TASK DESCRIPTION:
Render every line of the entries below as a Markdown table with two columns, No. and Text. Number each row and leave out blank lines.

DATA TO USE:
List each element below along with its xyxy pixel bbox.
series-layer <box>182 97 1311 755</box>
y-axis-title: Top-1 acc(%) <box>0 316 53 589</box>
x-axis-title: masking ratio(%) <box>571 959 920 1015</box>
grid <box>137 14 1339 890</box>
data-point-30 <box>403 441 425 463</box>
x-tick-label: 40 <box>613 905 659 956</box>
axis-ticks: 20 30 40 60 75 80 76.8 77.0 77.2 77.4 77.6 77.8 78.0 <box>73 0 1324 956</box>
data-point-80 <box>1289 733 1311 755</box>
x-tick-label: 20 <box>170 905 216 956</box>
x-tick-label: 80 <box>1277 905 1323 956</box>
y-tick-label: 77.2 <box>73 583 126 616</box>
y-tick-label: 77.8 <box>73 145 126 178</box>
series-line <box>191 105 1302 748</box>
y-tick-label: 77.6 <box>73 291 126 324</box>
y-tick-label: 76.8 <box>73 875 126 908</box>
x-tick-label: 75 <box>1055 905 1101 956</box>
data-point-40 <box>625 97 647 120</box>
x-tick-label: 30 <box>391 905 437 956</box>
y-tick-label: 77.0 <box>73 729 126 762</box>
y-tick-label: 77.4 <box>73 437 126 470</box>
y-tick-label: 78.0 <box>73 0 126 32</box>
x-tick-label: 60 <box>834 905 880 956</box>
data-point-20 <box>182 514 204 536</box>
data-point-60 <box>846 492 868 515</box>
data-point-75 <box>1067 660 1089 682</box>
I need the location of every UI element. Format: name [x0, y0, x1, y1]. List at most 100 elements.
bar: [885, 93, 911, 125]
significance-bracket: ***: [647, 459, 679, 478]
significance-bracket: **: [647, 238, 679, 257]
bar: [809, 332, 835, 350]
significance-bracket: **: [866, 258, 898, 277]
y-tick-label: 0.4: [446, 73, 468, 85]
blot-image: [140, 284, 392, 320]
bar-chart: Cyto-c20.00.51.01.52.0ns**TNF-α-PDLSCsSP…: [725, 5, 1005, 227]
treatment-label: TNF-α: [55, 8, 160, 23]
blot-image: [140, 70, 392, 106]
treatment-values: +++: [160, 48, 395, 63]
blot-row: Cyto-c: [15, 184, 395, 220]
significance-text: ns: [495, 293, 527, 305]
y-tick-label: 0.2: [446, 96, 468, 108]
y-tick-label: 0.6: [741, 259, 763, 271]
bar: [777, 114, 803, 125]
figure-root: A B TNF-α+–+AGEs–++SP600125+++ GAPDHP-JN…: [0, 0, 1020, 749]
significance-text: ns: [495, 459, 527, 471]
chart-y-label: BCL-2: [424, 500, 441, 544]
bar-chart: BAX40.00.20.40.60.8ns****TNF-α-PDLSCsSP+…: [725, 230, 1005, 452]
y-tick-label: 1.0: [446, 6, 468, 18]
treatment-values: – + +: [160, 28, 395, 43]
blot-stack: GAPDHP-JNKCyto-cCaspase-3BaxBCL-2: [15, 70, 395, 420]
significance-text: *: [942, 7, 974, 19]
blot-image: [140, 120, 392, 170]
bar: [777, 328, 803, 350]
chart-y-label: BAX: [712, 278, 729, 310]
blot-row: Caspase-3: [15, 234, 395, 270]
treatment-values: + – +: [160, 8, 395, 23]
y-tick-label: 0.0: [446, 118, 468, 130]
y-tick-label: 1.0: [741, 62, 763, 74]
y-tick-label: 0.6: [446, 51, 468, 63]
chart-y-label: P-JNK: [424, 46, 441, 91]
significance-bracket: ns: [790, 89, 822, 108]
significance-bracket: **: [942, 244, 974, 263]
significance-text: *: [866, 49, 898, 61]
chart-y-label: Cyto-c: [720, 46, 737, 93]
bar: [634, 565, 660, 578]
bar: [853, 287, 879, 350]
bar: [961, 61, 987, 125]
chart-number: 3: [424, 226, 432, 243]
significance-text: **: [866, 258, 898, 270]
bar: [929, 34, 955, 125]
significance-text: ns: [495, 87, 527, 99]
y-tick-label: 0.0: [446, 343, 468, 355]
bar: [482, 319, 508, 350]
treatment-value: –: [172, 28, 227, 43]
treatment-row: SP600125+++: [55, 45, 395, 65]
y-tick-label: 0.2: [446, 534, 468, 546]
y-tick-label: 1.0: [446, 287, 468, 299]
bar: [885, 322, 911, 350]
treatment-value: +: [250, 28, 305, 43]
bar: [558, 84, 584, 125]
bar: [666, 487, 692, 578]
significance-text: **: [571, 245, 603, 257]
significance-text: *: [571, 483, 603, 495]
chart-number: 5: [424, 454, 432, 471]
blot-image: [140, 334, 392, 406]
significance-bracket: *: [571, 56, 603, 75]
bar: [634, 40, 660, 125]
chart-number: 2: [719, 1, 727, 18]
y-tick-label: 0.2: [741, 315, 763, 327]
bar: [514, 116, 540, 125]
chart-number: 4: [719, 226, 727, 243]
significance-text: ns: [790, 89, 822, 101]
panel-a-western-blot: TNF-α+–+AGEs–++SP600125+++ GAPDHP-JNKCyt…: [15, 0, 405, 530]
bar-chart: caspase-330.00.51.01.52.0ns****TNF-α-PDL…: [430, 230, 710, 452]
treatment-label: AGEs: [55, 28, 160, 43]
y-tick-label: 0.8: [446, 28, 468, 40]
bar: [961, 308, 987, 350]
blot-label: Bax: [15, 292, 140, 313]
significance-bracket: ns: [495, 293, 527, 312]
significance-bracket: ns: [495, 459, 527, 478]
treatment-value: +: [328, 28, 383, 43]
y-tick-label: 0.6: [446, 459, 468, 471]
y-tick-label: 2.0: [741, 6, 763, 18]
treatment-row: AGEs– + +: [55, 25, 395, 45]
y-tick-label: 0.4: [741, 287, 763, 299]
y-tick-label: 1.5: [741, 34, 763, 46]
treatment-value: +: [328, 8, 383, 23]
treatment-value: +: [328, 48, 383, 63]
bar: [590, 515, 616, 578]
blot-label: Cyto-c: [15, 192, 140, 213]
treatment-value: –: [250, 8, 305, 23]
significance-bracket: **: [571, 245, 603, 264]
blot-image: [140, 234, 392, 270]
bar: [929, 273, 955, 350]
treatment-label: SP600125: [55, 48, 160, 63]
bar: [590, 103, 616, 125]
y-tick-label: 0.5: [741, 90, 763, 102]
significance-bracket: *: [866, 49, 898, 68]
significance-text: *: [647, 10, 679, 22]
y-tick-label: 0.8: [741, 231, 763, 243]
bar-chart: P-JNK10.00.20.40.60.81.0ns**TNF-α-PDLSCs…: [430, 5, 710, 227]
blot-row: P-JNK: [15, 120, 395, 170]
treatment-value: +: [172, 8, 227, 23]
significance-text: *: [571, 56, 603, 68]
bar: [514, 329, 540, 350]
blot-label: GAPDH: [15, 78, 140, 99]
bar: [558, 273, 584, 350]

FULL SOLUTION:
| No. | Text |
|---|---|
| 1 | List each element below along with its xyxy pixel bbox. |
| 2 | series-layer <box>182 97 1311 755</box> |
| 3 | y-axis-title: Top-1 acc(%) <box>0 316 53 589</box> |
| 4 | x-axis-title: masking ratio(%) <box>571 959 920 1015</box> |
| 5 | grid <box>137 14 1339 890</box> |
| 6 | data-point-30 <box>403 441 425 463</box> |
| 7 | x-tick-label: 40 <box>613 905 659 956</box> |
| 8 | axis-ticks: 20 30 40 60 75 80 76.8 77.0 77.2 77.4 77.6 77.8 78.0 <box>73 0 1324 956</box> |
| 9 | data-point-80 <box>1289 733 1311 755</box> |
| 10 | x-tick-label: 20 <box>170 905 216 956</box> |
| 11 | x-tick-label: 80 <box>1277 905 1323 956</box> |
| 12 | y-tick-label: 77.2 <box>73 583 126 616</box> |
| 13 | y-tick-label: 77.8 <box>73 145 126 178</box> |
| 14 | series-line <box>191 105 1302 748</box> |
| 15 | y-tick-label: 77.6 <box>73 291 126 324</box> |
| 16 | y-tick-label: 76.8 <box>73 875 126 908</box> |
| 17 | x-tick-label: 75 <box>1055 905 1101 956</box> |
| 18 | data-point-40 <box>625 97 647 120</box> |
| 19 | x-tick-label: 30 <box>391 905 437 956</box> |
| 20 | y-tick-label: 77.0 <box>73 729 126 762</box> |
| 21 | y-tick-label: 77.4 <box>73 437 126 470</box> |
| 22 | y-tick-label: 78.0 <box>73 0 126 32</box> |
| 23 | x-tick-label: 60 <box>834 905 880 956</box> |
| 24 | data-point-20 <box>182 514 204 536</box> |
| 25 | data-point-60 <box>846 492 868 515</box> |
| 26 | data-point-75 <box>1067 660 1089 682</box> |
| 27 | I need the location of every UI element. Format: name [x0, y0, x1, y1]. List at most 100 elements. |
| 28 | bar: [885, 93, 911, 125] |
| 29 | significance-bracket: ***: [647, 459, 679, 478] |
| 30 | significance-bracket: **: [647, 238, 679, 257] |
| 31 | bar: [809, 332, 835, 350] |
| 32 | significance-bracket: **: [866, 258, 898, 277] |
| 33 | y-tick-label: 0.4: [446, 73, 468, 85] |
| 34 | blot-image: [140, 284, 392, 320] |
| 35 | bar-chart: Cyto-c20.00.51.01.52.0ns**TNF-α-PDLSCsSP…: [725, 5, 1005, 227] |
| 36 | treatment-label: TNF-α: [55, 8, 160, 23] |
| 37 | blot-image: [140, 70, 392, 106] |
| 38 | treatment-values: +++: [160, 48, 395, 63] |
| 39 | blot-row: Cyto-c: [15, 184, 395, 220] |
| 40 | significance-text: ns: [495, 293, 527, 305] |
| 41 | y-tick-label: 0.2: [446, 96, 468, 108] |
| 42 | y-tick-label: 0.6: [741, 259, 763, 271] |
| 43 | bar: [777, 114, 803, 125] |
| 44 | figure-root: A B TNF-α+–+AGEs–++SP600125+++ GAPDHP-JN…: [0, 0, 1020, 749] |
| 45 | significance-text: ns: [495, 459, 527, 471] |
| 46 | chart-y-label: BCL-2: [424, 500, 441, 544] |
| 47 | bar-chart: BAX40.00.20.40.60.8ns****TNF-α-PDLSCsSP+…: [725, 230, 1005, 452] |
| 48 | y-tick-label: 1.0: [446, 6, 468, 18] |
| 49 | treatment-values: – + +: [160, 28, 395, 43] |
| 50 | blot-stack: GAPDHP-JNKCyto-cCaspase-3BaxBCL-2: [15, 70, 395, 420] |
| 51 | significance-text: *: [942, 7, 974, 19] |
| 52 | blot-image: [140, 120, 392, 170] |
| 53 | bar: [777, 328, 803, 350] |
| 54 | chart-y-label: BAX: [712, 278, 729, 310] |
| 55 | blot-row: Caspase-3: [15, 234, 395, 270] |
| 56 | treatment-values: + – +: [160, 8, 395, 23] |
| 57 | y-tick-label: 0.0: [446, 118, 468, 130] |
| 58 | y-tick-label: 1.0: [741, 62, 763, 74] |
| 59 | y-tick-label: 0.6: [446, 51, 468, 63] |
| 60 | chart-y-label: P-JNK: [424, 46, 441, 91] |
| 61 | significance-bracket: ns: [790, 89, 822, 108] |
| 62 | significance-bracket: **: [942, 244, 974, 263] |
| 63 | significance-text: *: [866, 49, 898, 61] |
| 64 | chart-y-label: Cyto-c: [720, 46, 737, 93] |
| 65 | bar: [634, 565, 660, 578] |
| 66 | bar: [853, 287, 879, 350] |
| 67 | bar: [961, 61, 987, 125] |
| 68 | chart-number: 3: [424, 226, 432, 243] |
| 69 | significance-text: **: [866, 258, 898, 270] |
| 70 | bar: [929, 34, 955, 125] |
| 71 | significance-text: ns: [495, 87, 527, 99] |
| 72 | y-tick-label: 0.0: [446, 343, 468, 355] |
| 73 | bar: [482, 319, 508, 350] |
| 74 | treatment-value: –: [172, 28, 227, 43] |
| 75 | treatment-row: SP600125+++: [55, 45, 395, 65] |
| 76 | y-tick-label: 0.2: [446, 534, 468, 546] |
| 77 | y-tick-label: 1.0: [446, 287, 468, 299] |
| 78 | bar: [885, 322, 911, 350] |
| 79 | treatment-value: +: [250, 28, 305, 43] |
| 80 | bar: [558, 84, 584, 125] |
| 81 | bar: [666, 487, 692, 578] |
| 82 | significance-text: **: [571, 245, 603, 257] |
| 83 | significance-text: *: [571, 483, 603, 495] |
| 84 | chart-number: 5: [424, 454, 432, 471] |
| 85 | blot-image: [140, 334, 392, 406] |
| 86 | significance-bracket: *: [571, 56, 603, 75] |
| 87 | bar: [634, 40, 660, 125] |
| 88 | chart-number: 2: [719, 1, 727, 18] |
| 89 | y-tick-label: 0.2: [741, 315, 763, 327] |
| 90 | bar: [514, 116, 540, 125] |
| 91 | chart-number: 4: [719, 226, 727, 243] |
| 92 | significance-text: ns: [790, 89, 822, 101] |
| 93 | panel-a-western-blot: TNF-α+–+AGEs–++SP600125+++ GAPDHP-JNKCyt…: [15, 0, 405, 530] |
| 94 | bar-chart: caspase-330.00.51.01.52.0ns****TNF-α-PDL…: [430, 230, 710, 452] |
| 95 | treatment-label: AGEs: [55, 28, 160, 43] |
| 96 | y-tick-label: 0.8: [446, 28, 468, 40] |
| 97 | bar: [961, 308, 987, 350] |
| 98 | blot-label: Bax: [15, 292, 140, 313] |
| 99 | significance-bracket: ns: [495, 293, 527, 312] |
| 100 | significance-bracket: ns: [495, 459, 527, 478] |
| 101 | treatment-value: +: [328, 28, 383, 43] |
| 102 | y-tick-label: 0.6: [446, 459, 468, 471] |
| 103 | y-tick-label: 2.0: [741, 6, 763, 18] |
| 104 | treatment-row: AGEs– + +: [55, 25, 395, 45] |
| 105 | y-tick-label: 0.4: [741, 287, 763, 299] |
| 106 | y-tick-label: 1.5: [741, 34, 763, 46] |
| 107 | treatment-value: +: [328, 8, 383, 23] |
| 108 | treatment-value: +: [328, 48, 383, 63] |
| 109 | bar: [590, 515, 616, 578] |
| 110 | blot-label: Cyto-c: [15, 192, 140, 213] |
| 111 | treatment-value: –: [250, 8, 305, 23] |
| 112 | significance-bracket: **: [571, 245, 603, 264] |
| 113 | blot-image: [140, 234, 392, 270] |
| 114 | bar: [929, 273, 955, 350] |
| 115 | treatment-label: SP600125: [55, 48, 160, 63] |
| 116 | bar: [590, 103, 616, 125] |
| 117 | y-tick-label: 0.5: [741, 90, 763, 102] |
| 118 | significance-bracket: *: [866, 49, 898, 68] |
| 119 | significance-text: *: [647, 10, 679, 22] |
| 120 | y-tick-label: 0.8: [741, 231, 763, 243] |
| 121 | bar-chart: P-JNK10.00.20.40.60.81.0ns**TNF-α-PDLSCs…: [430, 5, 710, 227] |
| 122 | blot-row: P-JNK: [15, 120, 395, 170] |
| 123 | treatment-value: +: [172, 8, 227, 23] |
| 124 | significance-text: *: [571, 56, 603, 68] |
| 125 | bar: [514, 329, 540, 350] |
| 126 | blot-label: GAPDH: [15, 78, 140, 99] |
| 127 | bar: [558, 273, 584, 350] |